§ TO BE DONE: Below are the records; locate each line with the word "Connections" and copy it.

§ LISTED ENTRIES:
----
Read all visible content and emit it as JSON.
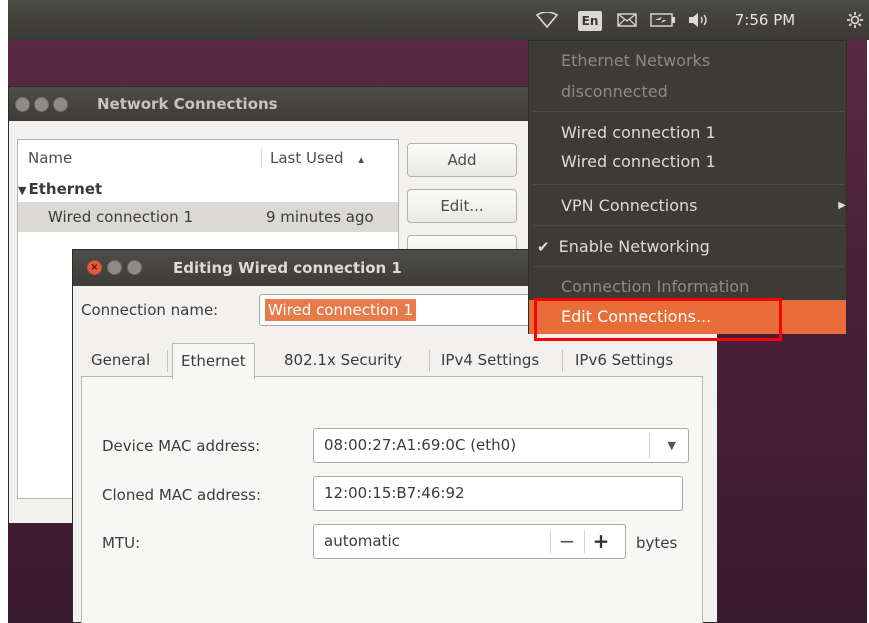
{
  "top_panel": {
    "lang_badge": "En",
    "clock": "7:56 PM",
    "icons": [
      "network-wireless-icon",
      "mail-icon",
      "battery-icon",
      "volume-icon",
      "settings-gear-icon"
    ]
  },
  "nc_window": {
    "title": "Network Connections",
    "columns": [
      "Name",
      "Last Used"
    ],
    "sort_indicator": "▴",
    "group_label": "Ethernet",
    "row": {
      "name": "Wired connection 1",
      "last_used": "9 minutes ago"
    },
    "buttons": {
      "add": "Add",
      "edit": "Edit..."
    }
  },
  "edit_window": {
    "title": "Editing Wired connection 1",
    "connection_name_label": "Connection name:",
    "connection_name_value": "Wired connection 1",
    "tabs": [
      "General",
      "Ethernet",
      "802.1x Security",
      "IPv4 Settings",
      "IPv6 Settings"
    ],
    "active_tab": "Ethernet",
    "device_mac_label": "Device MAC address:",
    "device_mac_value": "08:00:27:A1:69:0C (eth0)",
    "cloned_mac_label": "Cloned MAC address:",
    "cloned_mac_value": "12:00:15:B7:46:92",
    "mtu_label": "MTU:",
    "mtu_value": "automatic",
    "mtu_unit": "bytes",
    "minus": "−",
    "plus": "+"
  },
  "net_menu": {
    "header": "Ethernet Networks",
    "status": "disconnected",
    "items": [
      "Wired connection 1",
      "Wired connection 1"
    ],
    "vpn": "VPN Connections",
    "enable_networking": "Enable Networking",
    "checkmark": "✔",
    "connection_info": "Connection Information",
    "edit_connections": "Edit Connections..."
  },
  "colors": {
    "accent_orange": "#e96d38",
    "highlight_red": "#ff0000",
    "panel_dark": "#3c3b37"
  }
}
----
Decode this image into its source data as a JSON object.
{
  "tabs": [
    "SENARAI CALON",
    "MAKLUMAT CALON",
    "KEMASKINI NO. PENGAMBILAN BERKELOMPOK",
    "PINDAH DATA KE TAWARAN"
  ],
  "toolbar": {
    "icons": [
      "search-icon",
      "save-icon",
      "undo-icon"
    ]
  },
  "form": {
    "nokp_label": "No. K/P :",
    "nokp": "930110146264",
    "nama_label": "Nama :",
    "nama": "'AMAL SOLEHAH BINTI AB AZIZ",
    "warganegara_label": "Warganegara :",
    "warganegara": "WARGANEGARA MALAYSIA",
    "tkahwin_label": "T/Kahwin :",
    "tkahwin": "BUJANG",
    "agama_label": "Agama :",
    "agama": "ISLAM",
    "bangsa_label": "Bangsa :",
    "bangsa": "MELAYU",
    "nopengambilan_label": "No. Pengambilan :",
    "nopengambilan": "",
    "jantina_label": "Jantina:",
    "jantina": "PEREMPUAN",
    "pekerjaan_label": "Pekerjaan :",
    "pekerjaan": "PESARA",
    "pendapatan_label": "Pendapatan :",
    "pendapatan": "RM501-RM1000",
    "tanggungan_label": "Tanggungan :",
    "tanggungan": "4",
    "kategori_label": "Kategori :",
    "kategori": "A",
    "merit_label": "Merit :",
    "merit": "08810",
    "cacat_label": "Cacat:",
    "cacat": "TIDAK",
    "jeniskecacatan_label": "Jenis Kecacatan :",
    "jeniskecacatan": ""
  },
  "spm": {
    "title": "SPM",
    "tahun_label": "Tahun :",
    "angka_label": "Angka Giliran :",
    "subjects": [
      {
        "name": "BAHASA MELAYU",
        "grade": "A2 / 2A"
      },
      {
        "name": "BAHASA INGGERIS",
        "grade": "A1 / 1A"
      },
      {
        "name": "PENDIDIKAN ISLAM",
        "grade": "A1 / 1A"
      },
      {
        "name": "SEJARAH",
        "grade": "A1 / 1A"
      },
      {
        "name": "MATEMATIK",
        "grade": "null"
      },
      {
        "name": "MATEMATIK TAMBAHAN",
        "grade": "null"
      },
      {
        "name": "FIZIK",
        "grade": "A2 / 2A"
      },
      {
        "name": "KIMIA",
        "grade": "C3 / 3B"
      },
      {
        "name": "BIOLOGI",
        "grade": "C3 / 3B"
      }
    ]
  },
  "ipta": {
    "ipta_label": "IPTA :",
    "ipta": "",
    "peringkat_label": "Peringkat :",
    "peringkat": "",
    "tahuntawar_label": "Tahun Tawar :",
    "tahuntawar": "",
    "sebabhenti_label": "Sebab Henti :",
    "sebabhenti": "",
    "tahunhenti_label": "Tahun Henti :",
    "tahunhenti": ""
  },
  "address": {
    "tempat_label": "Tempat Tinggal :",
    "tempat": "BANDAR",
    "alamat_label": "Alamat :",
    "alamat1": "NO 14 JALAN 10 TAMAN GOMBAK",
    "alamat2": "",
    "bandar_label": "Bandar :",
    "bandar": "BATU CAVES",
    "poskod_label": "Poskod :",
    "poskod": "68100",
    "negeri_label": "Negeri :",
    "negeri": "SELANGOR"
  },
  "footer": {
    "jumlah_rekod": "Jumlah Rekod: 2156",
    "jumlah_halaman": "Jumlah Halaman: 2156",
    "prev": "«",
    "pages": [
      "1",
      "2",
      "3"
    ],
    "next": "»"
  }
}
----
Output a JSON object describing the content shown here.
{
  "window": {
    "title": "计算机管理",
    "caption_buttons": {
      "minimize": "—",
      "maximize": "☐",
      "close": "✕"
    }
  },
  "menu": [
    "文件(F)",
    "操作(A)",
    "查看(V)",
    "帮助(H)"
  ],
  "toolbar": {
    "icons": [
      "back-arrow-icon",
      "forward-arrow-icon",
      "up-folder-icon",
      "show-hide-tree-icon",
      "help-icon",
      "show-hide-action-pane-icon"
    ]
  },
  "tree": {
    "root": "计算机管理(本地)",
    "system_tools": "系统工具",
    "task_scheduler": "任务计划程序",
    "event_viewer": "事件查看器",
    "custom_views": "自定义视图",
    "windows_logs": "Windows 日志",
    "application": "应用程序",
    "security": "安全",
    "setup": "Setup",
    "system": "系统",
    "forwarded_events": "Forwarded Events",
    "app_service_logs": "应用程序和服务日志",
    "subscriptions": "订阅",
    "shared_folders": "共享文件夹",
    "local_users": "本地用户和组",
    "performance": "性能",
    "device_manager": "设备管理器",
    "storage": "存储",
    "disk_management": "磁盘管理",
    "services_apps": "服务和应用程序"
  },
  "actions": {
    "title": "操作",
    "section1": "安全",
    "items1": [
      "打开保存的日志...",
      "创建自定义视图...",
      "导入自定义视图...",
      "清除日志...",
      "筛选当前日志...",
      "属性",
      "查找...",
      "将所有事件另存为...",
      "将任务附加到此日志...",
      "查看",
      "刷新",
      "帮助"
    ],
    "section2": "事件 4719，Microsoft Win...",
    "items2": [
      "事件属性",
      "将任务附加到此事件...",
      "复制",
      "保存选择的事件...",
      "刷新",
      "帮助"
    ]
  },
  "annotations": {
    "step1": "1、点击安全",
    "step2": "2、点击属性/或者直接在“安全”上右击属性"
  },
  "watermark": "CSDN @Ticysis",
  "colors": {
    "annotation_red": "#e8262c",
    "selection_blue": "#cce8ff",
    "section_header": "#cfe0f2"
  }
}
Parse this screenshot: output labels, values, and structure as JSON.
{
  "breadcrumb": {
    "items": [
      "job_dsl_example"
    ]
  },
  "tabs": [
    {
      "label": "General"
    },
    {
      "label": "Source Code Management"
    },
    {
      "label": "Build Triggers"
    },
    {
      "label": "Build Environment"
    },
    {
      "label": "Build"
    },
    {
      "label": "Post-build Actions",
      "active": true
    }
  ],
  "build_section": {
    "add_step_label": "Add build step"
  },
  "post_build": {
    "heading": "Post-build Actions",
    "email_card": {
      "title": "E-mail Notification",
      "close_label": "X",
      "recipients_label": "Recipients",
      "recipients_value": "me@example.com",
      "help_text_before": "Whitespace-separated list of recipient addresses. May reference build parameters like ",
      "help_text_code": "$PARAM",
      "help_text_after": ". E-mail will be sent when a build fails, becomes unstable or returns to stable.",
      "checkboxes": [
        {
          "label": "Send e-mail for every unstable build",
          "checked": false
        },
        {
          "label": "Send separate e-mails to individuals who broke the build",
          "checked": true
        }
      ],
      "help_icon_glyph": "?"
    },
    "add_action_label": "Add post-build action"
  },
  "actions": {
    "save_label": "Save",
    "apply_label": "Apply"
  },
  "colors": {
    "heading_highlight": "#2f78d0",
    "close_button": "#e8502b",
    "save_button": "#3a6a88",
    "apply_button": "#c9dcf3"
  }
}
----
§ CORRECT RESULT:
    "title": "Network Connections",
    "vpn": "VPN Connections",
    "edit_connections": "Edit Connections..."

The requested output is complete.